WIKI- "The Communist Party USA is a Marxist-Leninist political party in the United States....It has about 20,000 members today"
http://rationalwiki.org/wiki/Communist_Party_USA


and needless to say, many of those members have covertly infilitrated their way into positions as teachers, politicians, broadcasters and discussion forums etc to spread their sick propaganda-

"America is like a healthy body and its resistance is threefold:
its patriotism, its morality and its spiritual life.
If we can undermine these three areas, America will collapse from within."
- Joseph Stalin


Commies take note of America's border weaknesses-
http://i53.photobucket.com/albums/g64/PoorOldSpike/Photos/russ-point-globe.jpg
coldjoint
 
  0  
Reply Thu 19 Jun, 2014 09:18 am
@Romeo Fabulini,
Quote:
"America is like a healthy body and its resistance is threefold:
its patriotism, its morality and its spiritual life.
If we can undermine these three areas, America will collapse from within."
- Joseph Stalin


That has never been a secret. It has just been ignored. And ignoring something does not make it go away. I believe I have proven that.

Your objective:
Extend the forum thread about the Communist Party USA, starting after its last sentence. The lines after this point are separate material and are not part of the forum thread.

Given data:

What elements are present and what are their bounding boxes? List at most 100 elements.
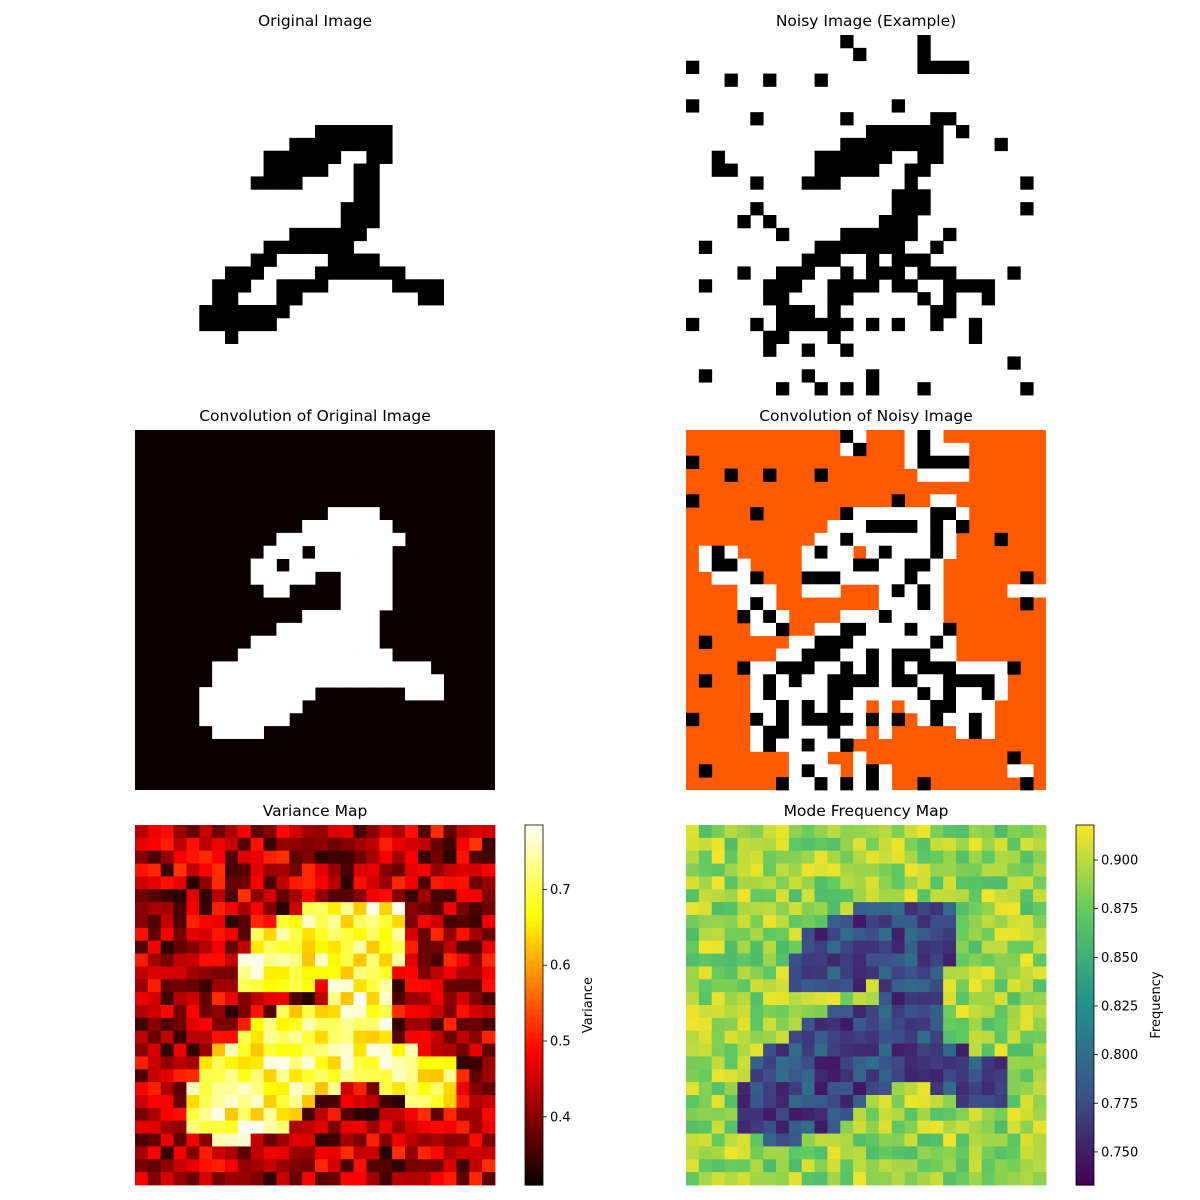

Task answer:
0 Replies
 
Finn dAbuzz
 
  0  
Reply Thu 19 Jun, 2014 09:19 am
@coldjoint,
The insistence on the use of "Native American" is yet another example of the politically correct notion of a small group of offense-seekers who, in the main, are not even representatives of the group they purport to be defending.

Quote:
But despite the supposed political correctness of Native American, it has not become the preferred term. "The acceptance of Native American has not brought about the demise of Indian," according to the fourth edition of the American Heritage Book of English Usage, published in 2000. "Unlike Negro, which was quickly stigmatized once black became preferred, Indian never fell out of favor with a large segment of the American population."

Nor did the word Indian fall out of favor with the people it described. A 1995 Census Bureau survey that asked indigenous Americans their preferences for names (the last such survey done by the bureau) found that 49 percent preferred the term Indian, 37 percent Native American, and 3.6 percent "some other name." About 5 percent expressed no preference.

Moreover, a large number of Indians actually strongly object to the term Native American for political reasons. In his 1998 essay "I Am An American Indian, Not a Native American!", Russell Means, a Lakota activist and a founder of the American Indian Movement (AIM), stated unequivocally, "I abhor the term 'Native American.'"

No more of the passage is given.